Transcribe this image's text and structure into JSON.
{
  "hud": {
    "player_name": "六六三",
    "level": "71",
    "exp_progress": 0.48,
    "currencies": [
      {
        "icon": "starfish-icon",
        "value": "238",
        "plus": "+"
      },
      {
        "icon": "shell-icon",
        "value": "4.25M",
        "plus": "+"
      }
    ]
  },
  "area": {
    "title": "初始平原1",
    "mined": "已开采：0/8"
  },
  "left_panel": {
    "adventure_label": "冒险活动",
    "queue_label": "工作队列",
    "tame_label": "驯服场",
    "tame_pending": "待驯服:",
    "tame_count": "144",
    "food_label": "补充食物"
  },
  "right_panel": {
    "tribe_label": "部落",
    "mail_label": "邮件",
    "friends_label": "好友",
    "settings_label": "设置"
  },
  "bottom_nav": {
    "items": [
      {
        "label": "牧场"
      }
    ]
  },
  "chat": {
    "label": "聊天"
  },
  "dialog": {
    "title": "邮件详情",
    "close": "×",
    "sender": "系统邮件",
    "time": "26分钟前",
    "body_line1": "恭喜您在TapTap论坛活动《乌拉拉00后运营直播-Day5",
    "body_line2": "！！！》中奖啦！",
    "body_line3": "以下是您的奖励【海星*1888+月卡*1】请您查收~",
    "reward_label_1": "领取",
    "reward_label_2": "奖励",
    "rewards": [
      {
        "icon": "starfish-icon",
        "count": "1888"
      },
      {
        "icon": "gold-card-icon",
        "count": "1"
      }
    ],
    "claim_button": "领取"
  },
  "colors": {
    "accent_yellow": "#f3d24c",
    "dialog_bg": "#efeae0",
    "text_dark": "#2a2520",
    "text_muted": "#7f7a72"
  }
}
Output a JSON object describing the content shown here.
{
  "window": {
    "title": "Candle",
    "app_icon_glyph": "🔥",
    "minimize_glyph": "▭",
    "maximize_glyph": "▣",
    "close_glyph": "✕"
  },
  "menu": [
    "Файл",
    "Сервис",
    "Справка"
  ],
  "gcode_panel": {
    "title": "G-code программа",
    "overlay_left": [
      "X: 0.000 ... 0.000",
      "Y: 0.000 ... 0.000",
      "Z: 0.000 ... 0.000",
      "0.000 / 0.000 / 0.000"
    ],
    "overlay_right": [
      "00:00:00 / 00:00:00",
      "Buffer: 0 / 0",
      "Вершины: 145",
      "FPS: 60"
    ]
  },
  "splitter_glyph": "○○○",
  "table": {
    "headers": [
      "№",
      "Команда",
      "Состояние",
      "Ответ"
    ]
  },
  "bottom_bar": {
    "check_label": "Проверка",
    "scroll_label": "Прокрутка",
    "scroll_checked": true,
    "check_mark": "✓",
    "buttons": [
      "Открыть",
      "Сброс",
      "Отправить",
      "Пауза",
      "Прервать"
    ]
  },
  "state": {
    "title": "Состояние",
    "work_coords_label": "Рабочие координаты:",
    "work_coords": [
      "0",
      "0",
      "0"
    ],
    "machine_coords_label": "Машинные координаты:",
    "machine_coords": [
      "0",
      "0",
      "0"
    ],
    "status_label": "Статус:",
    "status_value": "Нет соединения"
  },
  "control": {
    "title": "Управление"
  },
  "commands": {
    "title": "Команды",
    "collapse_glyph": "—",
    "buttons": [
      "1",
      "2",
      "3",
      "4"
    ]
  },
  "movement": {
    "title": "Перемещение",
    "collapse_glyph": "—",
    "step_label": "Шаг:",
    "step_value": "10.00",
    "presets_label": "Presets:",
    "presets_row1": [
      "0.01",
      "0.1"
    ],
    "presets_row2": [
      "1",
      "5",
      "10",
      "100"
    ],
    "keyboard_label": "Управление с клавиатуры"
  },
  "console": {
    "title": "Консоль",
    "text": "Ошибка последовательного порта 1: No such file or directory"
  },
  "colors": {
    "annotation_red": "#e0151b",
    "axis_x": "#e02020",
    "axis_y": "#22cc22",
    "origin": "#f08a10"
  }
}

- Problem description -
Reproduce the data shown above exactly.

- Finished answer -
Transcribe this image's text and structure into JSON.
{
  "hud": {
    "player_name": "六六三",
    "level": "71",
    "exp_progress": 0.48,
    "currencies": [
      {
        "icon": "starfish-icon",
        "value": "238",
        "plus": "+"
      },
      {
        "icon": "shell-icon",
        "value": "4.25M",
        "plus": "+"
      }
    ]
  },
  "area": {
    "title": "初始平原1",
    "mined": "已开采：0/8"
  },
  "left_panel": {
    "adventure_label": "冒险活动",
    "queue_label": "工作队列",
    "tame_label": "驯服场",
    "tame_pending": "待驯服:",
    "tame_count": "144",
    "food_label": "补充食物"
  },
  "right_panel": {
    "tribe_label": "部落",
    "mail_label": "邮件",
    "friends_label": "好友",
    "settings_label": "设置"
  },
  "bottom_nav": {
    "items": [
      {
        "label": "牧场"
      }
    ]
  },
  "chat": {
    "label": "聊天"
  },
  "dialog": {
    "title": "邮件详情",
    "close": "×",
    "sender": "系统邮件",
    "time": "26分钟前",
    "body_line1": "恭喜您在TapTap论坛活动《乌拉拉00后运营直播-Day5",
    "body_line2": "！！！》中奖啦！",
    "body_line3": "以下是您的奖励【海星*1888+月卡*1】请您查收~",
    "reward_label_1": "领取",
    "reward_label_2": "奖励",
    "rewards": [
      {
        "icon": "starfish-icon",
        "count": "1888"
      },
      {
        "icon": "gold-card-icon",
        "count": "1"
      }
    ],
    "claim_button": "领取"
  },
  "colors": {
    "accent_yellow": "#f3d24c",
    "dialog_bg": "#efeae0",
    "text_dark": "#2a2520",
    "text_muted": "#7f7a72"
  }
}
Output a JSON object describing the content shown here.
{
  "window": {
    "title": "Candle",
    "app_icon_glyph": "🔥",
    "minimize_glyph": "▭",
    "maximize_glyph": "▣",
    "close_glyph": "✕"
  },
  "menu": [
    "Файл",
    "Сервис",
    "Справка"
  ],
  "gcode_panel": {
    "title": "G-code программа",
    "overlay_left": [
      "X: 0.000 ... 0.000",
      "Y: 0.000 ... 0.000",
      "Z: 0.000 ... 0.000",
      "0.000 / 0.000 / 0.000"
    ],
    "overlay_right": [
      "00:00:00 / 00:00:00",
      "Buffer: 0 / 0",
      "Вершины: 145",
      "FPS: 60"
    ]
  },
  "splitter_glyph": "○○○",
  "table": {
    "headers": [
      "№",
      "Команда",
      "Состояние",
      "Ответ"
    ]
  },
  "bottom_bar": {
    "check_label": "Проверка",
    "scroll_label": "Прокрутка",
    "scroll_checked": true,
    "check_mark": "✓",
    "buttons": [
      "Открыть",
      "Сброс",
      "Отправить",
      "Пауза",
      "Прервать"
    ]
  },
  "state": {
    "title": "Состояние",
    "work_coords_label": "Рабочие координаты:",
    "work_coords": [
      "0",
      "0",
      "0"
    ],
    "machine_coords_label": "Машинные координаты:",
    "machine_coords": [
      "0",
      "0",
      "0"
    ],
    "status_label": "Статус:",
    "status_value": "Нет соединения"
  },
  "control": {
    "title": "Управление"
  },
  "commands": {
    "title": "Команды",
    "collapse_glyph": "—",
    "buttons": [
      "1",
      "2",
      "3",
      "4"
    ]
  },
  "movement": {
    "title": "Перемещение",
    "collapse_glyph": "—",
    "step_label": "Шаг:",
    "step_value": "10.00",
    "presets_label": "Presets:",
    "presets_row1": [
      "0.01",
      "0.1"
    ],
    "presets_row2": [
      "1",
      "5",
      "10",
      "100"
    ],
    "keyboard_label": "Управление с клавиатуры"
  },
  "console": {
    "title": "Консоль",
    "text": "Ошибка последовательного порта 1: No such file or directory"
  },
  "colors": {
    "annotation_red": "#e0151b",
    "axis_x": "#e02020",
    "axis_y": "#22cc22",
    "origin": "#f08a10"
  }
}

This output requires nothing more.